Dataset entries:
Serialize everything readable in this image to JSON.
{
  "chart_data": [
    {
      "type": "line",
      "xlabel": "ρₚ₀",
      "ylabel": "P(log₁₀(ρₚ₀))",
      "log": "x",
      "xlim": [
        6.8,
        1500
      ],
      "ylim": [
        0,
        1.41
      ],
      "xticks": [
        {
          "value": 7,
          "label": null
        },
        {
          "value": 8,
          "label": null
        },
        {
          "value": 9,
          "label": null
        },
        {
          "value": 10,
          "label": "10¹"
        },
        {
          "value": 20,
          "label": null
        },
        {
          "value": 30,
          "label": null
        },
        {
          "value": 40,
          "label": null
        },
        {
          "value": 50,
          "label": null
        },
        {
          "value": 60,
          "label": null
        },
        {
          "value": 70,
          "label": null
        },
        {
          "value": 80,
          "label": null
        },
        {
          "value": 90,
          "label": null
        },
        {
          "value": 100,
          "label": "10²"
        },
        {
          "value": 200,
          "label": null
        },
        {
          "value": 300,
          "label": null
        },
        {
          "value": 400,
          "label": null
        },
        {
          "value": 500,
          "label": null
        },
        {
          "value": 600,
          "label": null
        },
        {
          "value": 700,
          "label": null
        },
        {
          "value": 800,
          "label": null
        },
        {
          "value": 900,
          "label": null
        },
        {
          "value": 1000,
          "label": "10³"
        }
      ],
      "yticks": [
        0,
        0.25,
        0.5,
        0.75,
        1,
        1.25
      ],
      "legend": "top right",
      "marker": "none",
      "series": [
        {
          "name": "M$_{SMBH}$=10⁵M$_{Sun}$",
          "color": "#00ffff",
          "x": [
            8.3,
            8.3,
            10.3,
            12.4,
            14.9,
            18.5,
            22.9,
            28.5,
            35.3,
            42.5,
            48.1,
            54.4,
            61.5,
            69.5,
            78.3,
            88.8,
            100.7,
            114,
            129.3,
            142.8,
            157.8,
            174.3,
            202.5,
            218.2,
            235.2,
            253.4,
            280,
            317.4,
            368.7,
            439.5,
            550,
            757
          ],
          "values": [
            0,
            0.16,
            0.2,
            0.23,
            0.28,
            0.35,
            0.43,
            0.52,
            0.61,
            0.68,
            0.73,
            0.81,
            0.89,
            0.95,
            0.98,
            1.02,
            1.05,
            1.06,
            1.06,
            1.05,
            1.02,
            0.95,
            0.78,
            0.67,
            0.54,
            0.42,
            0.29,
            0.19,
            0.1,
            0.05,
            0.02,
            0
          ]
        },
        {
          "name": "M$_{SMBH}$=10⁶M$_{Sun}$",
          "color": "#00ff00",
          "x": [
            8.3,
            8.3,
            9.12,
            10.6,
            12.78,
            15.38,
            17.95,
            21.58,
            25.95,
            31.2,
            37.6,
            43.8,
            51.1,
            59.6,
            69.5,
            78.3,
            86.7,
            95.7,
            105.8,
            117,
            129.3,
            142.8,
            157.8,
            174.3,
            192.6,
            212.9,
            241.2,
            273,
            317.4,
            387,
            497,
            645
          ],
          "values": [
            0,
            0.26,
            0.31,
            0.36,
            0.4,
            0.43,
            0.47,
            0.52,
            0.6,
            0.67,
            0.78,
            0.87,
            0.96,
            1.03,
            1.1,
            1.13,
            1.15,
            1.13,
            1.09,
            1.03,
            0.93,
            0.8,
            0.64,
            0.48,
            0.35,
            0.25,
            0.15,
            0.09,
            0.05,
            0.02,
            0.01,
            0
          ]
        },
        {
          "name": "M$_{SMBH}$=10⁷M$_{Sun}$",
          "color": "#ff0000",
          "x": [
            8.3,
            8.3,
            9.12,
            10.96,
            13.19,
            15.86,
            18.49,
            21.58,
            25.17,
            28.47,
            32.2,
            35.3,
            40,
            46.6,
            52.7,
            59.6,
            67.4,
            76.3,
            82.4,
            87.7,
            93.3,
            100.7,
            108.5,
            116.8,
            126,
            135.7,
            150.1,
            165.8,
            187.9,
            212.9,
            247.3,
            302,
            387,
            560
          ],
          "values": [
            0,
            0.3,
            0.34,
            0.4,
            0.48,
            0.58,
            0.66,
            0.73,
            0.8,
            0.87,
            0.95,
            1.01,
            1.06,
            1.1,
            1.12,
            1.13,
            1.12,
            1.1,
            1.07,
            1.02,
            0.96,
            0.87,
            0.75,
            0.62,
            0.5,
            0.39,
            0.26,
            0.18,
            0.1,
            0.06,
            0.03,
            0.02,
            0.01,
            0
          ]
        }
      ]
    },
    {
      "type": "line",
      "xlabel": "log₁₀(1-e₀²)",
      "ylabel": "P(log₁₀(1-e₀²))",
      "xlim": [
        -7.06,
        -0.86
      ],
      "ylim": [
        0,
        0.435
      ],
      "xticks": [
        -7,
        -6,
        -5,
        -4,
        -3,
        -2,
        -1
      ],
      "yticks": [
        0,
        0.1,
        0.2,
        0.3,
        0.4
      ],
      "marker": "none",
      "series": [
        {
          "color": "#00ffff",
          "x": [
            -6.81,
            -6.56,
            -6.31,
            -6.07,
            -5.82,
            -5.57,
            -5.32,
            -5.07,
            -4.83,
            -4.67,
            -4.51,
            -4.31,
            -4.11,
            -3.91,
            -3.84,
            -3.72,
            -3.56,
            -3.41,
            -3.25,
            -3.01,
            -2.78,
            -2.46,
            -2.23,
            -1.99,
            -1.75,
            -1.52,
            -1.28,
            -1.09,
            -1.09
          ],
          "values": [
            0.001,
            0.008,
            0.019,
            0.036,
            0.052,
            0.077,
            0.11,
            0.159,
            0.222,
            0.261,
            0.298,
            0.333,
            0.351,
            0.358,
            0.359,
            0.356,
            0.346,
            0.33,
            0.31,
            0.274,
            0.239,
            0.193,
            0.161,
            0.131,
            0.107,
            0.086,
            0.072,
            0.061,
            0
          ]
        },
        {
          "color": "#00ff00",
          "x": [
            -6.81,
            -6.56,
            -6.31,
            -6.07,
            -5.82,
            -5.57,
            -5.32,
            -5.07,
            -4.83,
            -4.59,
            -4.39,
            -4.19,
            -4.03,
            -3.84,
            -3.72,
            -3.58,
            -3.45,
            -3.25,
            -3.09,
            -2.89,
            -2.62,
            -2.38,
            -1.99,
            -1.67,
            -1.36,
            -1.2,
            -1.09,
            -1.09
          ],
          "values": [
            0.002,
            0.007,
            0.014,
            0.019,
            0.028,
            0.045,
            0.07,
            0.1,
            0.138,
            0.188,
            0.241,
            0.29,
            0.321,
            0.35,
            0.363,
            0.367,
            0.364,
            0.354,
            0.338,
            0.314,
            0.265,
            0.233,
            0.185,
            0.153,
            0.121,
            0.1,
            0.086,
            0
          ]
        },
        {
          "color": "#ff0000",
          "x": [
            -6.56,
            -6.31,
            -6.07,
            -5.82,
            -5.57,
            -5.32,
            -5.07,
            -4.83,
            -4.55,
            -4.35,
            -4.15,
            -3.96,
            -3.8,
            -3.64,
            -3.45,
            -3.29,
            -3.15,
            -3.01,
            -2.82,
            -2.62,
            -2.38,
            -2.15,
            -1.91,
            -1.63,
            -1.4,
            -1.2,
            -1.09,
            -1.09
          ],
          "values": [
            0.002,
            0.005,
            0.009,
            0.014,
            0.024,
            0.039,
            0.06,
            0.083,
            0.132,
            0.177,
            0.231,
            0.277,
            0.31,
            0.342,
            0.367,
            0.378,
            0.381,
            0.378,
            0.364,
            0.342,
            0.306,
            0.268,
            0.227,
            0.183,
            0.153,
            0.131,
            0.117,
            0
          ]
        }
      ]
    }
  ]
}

## SHORT TASK
Go through the entries and repeat each one exactly.

## RIGHT ANSWER
Serialize everything readable in this image to JSON.
{
  "chart_data": [
    {
      "type": "line",
      "xlabel": "ρₚ₀",
      "ylabel": "P(log₁₀(ρₚ₀))",
      "log": "x",
      "xlim": [
        6.8,
        1500
      ],
      "ylim": [
        0,
        1.41
      ],
      "xticks": [
        {
          "value": 7,
          "label": null
        },
        {
          "value": 8,
          "label": null
        },
        {
          "value": 9,
          "label": null
        },
        {
          "value": 10,
          "label": "10¹"
        },
        {
          "value": 20,
          "label": null
        },
        {
          "value": 30,
          "label": null
        },
        {
          "value": 40,
          "label": null
        },
        {
          "value": 50,
          "label": null
        },
        {
          "value": 60,
          "label": null
        },
        {
          "value": 70,
          "label": null
        },
        {
          "value": 80,
          "label": null
        },
        {
          "value": 90,
          "label": null
        },
        {
          "value": 100,
          "label": "10²"
        },
        {
          "value": 200,
          "label": null
        },
        {
          "value": 300,
          "label": null
        },
        {
          "value": 400,
          "label": null
        },
        {
          "value": 500,
          "label": null
        },
        {
          "value": 600,
          "label": null
        },
        {
          "value": 700,
          "label": null
        },
        {
          "value": 800,
          "label": null
        },
        {
          "value": 900,
          "label": null
        },
        {
          "value": 1000,
          "label": "10³"
        }
      ],
      "yticks": [
        0,
        0.25,
        0.5,
        0.75,
        1,
        1.25
      ],
      "legend": "top right",
      "marker": "none",
      "series": [
        {
          "name": "M$_{SMBH}$=10⁵M$_{Sun}$",
          "color": "#00ffff",
          "x": [
            8.3,
            8.3,
            10.3,
            12.4,
            14.9,
            18.5,
            22.9,
            28.5,
            35.3,
            42.5,
            48.1,
            54.4,
            61.5,
            69.5,
            78.3,
            88.8,
            100.7,
            114,
            129.3,
            142.8,
            157.8,
            174.3,
            202.5,
            218.2,
            235.2,
            253.4,
            280,
            317.4,
            368.7,
            439.5,
            550,
            757
          ],
          "values": [
            0,
            0.16,
            0.2,
            0.23,
            0.28,
            0.35,
            0.43,
            0.52,
            0.61,
            0.68,
            0.73,
            0.81,
            0.89,
            0.95,
            0.98,
            1.02,
            1.05,
            1.06,
            1.06,
            1.05,
            1.02,
            0.95,
            0.78,
            0.67,
            0.54,
            0.42,
            0.29,
            0.19,
            0.1,
            0.05,
            0.02,
            0
          ]
        },
        {
          "name": "M$_{SMBH}$=10⁶M$_{Sun}$",
          "color": "#00ff00",
          "x": [
            8.3,
            8.3,
            9.12,
            10.6,
            12.78,
            15.38,
            17.95,
            21.58,
            25.95,
            31.2,
            37.6,
            43.8,
            51.1,
            59.6,
            69.5,
            78.3,
            86.7,
            95.7,
            105.8,
            117,
            129.3,
            142.8,
            157.8,
            174.3,
            192.6,
            212.9,
            241.2,
            273,
            317.4,
            387,
            497,
            645
          ],
          "values": [
            0,
            0.26,
            0.31,
            0.36,
            0.4,
            0.43,
            0.47,
            0.52,
            0.6,
            0.67,
            0.78,
            0.87,
            0.96,
            1.03,
            1.1,
            1.13,
            1.15,
            1.13,
            1.09,
            1.03,
            0.93,
            0.8,
            0.64,
            0.48,
            0.35,
            0.25,
            0.15,
            0.09,
            0.05,
            0.02,
            0.01,
            0
          ]
        },
        {
          "name": "M$_{SMBH}$=10⁷M$_{Sun}$",
          "color": "#ff0000",
          "x": [
            8.3,
            8.3,
            9.12,
            10.96,
            13.19,
            15.86,
            18.49,
            21.58,
            25.17,
            28.47,
            32.2,
            35.3,
            40,
            46.6,
            52.7,
            59.6,
            67.4,
            76.3,
            82.4,
            87.7,
            93.3,
            100.7,
            108.5,
            116.8,
            126,
            135.7,
            150.1,
            165.8,
            187.9,
            212.9,
            247.3,
            302,
            387,
            560
          ],
          "values": [
            0,
            0.3,
            0.34,
            0.4,
            0.48,
            0.58,
            0.66,
            0.73,
            0.8,
            0.87,
            0.95,
            1.01,
            1.06,
            1.1,
            1.12,
            1.13,
            1.12,
            1.1,
            1.07,
            1.02,
            0.96,
            0.87,
            0.75,
            0.62,
            0.5,
            0.39,
            0.26,
            0.18,
            0.1,
            0.06,
            0.03,
            0.02,
            0.01,
            0
          ]
        }
      ]
    },
    {
      "type": "line",
      "xlabel": "log₁₀(1-e₀²)",
      "ylabel": "P(log₁₀(1-e₀²))",
      "xlim": [
        -7.06,
        -0.86
      ],
      "ylim": [
        0,
        0.435
      ],
      "xticks": [
        -7,
        -6,
        -5,
        -4,
        -3,
        -2,
        -1
      ],
      "yticks": [
        0,
        0.1,
        0.2,
        0.3,
        0.4
      ],
      "marker": "none",
      "series": [
        {
          "color": "#00ffff",
          "x": [
            -6.81,
            -6.56,
            -6.31,
            -6.07,
            -5.82,
            -5.57,
            -5.32,
            -5.07,
            -4.83,
            -4.67,
            -4.51,
            -4.31,
            -4.11,
            -3.91,
            -3.84,
            -3.72,
            -3.56,
            -3.41,
            -3.25,
            -3.01,
            -2.78,
            -2.46,
            -2.23,
            -1.99,
            -1.75,
            -1.52,
            -1.28,
            -1.09,
            -1.09
          ],
          "values": [
            0.001,
            0.008,
            0.019,
            0.036,
            0.052,
            0.077,
            0.11,
            0.159,
            0.222,
            0.261,
            0.298,
            0.333,
            0.351,
            0.358,
            0.359,
            0.356,
            0.346,
            0.33,
            0.31,
            0.274,
            0.239,
            0.193,
            0.161,
            0.131,
            0.107,
            0.086,
            0.072,
            0.061,
            0
          ]
        },
        {
          "color": "#00ff00",
          "x": [
            -6.81,
            -6.56,
            -6.31,
            -6.07,
            -5.82,
            -5.57,
            -5.32,
            -5.07,
            -4.83,
            -4.59,
            -4.39,
            -4.19,
            -4.03,
            -3.84,
            -3.72,
            -3.58,
            -3.45,
            -3.25,
            -3.09,
            -2.89,
            -2.62,
            -2.38,
            -1.99,
            -1.67,
            -1.36,
            -1.2,
            -1.09,
            -1.09
          ],
          "values": [
            0.002,
            0.007,
            0.014,
            0.019,
            0.028,
            0.045,
            0.07,
            0.1,
            0.138,
            0.188,
            0.241,
            0.29,
            0.321,
            0.35,
            0.363,
            0.367,
            0.364,
            0.354,
            0.338,
            0.314,
            0.265,
            0.233,
            0.185,
            0.153,
            0.121,
            0.1,
            0.086,
            0
          ]
        },
        {
          "color": "#ff0000",
          "x": [
            -6.56,
            -6.31,
            -6.07,
            -5.82,
            -5.57,
            -5.32,
            -5.07,
            -4.83,
            -4.55,
            -4.35,
            -4.15,
            -3.96,
            -3.8,
            -3.64,
            -3.45,
            -3.29,
            -3.15,
            -3.01,
            -2.82,
            -2.62,
            -2.38,
            -2.15,
            -1.91,
            -1.63,
            -1.4,
            -1.2,
            -1.09,
            -1.09
          ],
          "values": [
            0.002,
            0.005,
            0.009,
            0.014,
            0.024,
            0.039,
            0.06,
            0.083,
            0.132,
            0.177,
            0.231,
            0.277,
            0.31,
            0.342,
            0.367,
            0.378,
            0.381,
            0.378,
            0.364,
            0.342,
            0.306,
            0.268,
            0.227,
            0.183,
            0.153,
            0.131,
            0.117,
            0
          ]
        }
      ]
    }
  ]
}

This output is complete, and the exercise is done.